§ **GIVEN INFORMATION**
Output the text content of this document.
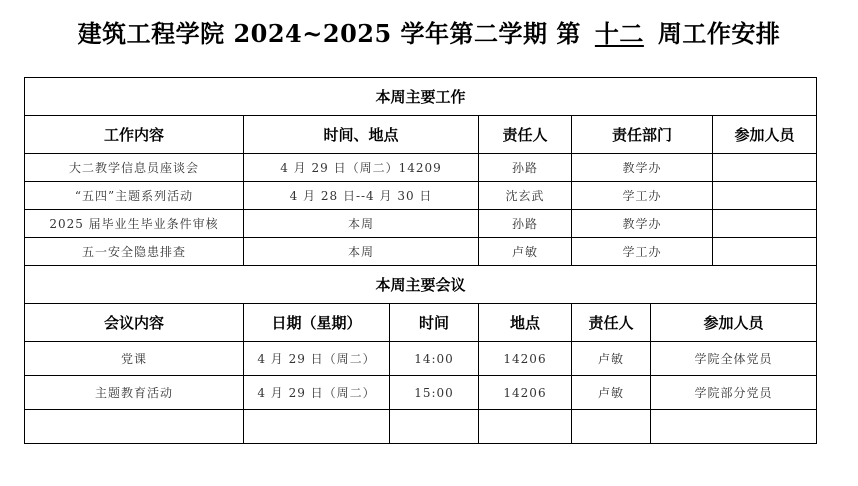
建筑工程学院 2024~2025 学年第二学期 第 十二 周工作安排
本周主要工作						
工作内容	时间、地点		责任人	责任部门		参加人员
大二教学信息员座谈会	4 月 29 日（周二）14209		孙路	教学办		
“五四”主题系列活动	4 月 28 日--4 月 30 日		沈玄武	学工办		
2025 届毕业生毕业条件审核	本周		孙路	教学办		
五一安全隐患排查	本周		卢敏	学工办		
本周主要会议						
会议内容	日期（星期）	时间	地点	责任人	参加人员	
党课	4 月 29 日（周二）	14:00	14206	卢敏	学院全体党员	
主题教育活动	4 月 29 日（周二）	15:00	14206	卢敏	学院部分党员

...

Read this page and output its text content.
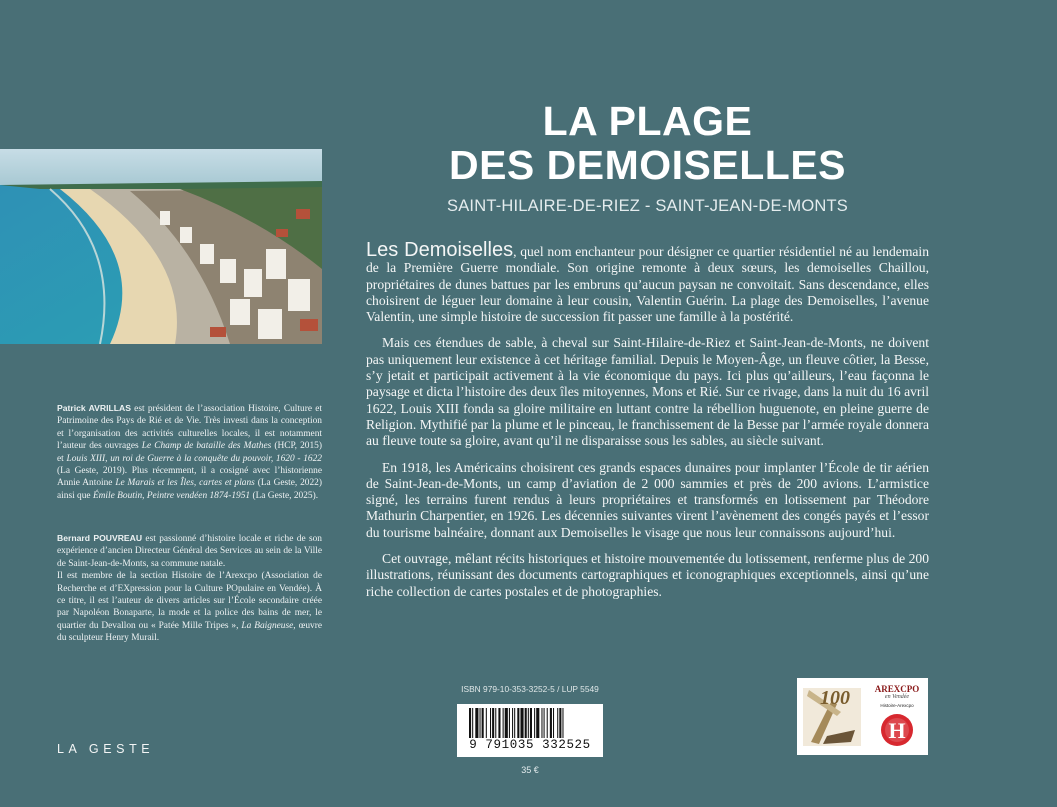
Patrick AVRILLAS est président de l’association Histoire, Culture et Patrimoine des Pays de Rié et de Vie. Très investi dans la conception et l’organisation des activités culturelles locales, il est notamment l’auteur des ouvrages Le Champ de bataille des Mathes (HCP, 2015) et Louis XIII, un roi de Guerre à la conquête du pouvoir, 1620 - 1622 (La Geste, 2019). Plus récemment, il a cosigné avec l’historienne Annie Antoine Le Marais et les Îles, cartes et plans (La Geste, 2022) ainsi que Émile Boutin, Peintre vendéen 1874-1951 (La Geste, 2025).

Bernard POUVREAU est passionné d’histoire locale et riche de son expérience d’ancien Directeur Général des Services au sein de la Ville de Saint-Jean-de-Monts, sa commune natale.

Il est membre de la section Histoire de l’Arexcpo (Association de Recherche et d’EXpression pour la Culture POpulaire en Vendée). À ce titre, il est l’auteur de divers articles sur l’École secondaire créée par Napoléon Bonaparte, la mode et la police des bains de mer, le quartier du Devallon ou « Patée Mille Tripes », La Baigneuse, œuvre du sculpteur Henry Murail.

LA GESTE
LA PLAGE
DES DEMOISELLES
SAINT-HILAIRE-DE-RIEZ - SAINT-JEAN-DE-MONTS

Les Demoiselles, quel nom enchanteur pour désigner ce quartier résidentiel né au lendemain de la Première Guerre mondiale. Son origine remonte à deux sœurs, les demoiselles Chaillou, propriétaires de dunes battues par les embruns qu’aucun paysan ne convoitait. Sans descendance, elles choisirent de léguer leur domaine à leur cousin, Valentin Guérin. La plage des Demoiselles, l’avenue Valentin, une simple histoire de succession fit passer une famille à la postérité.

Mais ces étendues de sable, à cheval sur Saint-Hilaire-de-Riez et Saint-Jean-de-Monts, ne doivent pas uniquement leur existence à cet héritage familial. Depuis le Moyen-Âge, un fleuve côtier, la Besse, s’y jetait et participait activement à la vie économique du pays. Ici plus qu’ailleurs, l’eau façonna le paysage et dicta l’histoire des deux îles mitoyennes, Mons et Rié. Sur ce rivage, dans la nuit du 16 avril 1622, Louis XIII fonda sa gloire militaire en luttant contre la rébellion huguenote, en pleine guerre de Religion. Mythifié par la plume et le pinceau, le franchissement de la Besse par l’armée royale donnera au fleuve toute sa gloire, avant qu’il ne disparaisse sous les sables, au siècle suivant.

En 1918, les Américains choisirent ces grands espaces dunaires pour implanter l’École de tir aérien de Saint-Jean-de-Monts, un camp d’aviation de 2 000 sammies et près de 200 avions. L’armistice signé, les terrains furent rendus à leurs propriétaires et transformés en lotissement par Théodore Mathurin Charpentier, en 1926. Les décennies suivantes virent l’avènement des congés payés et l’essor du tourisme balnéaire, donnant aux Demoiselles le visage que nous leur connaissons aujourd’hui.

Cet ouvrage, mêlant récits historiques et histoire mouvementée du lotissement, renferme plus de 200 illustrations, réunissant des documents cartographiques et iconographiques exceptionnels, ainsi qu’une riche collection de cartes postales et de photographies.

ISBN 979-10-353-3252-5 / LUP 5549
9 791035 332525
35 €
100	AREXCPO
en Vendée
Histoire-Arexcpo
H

§ **SET EXERCISE**
Pick out all lines from the data above in which the word "content" appears.

§ **CORRECT RESPONSE**
Output the text content of this document.
Read this page and output its text content.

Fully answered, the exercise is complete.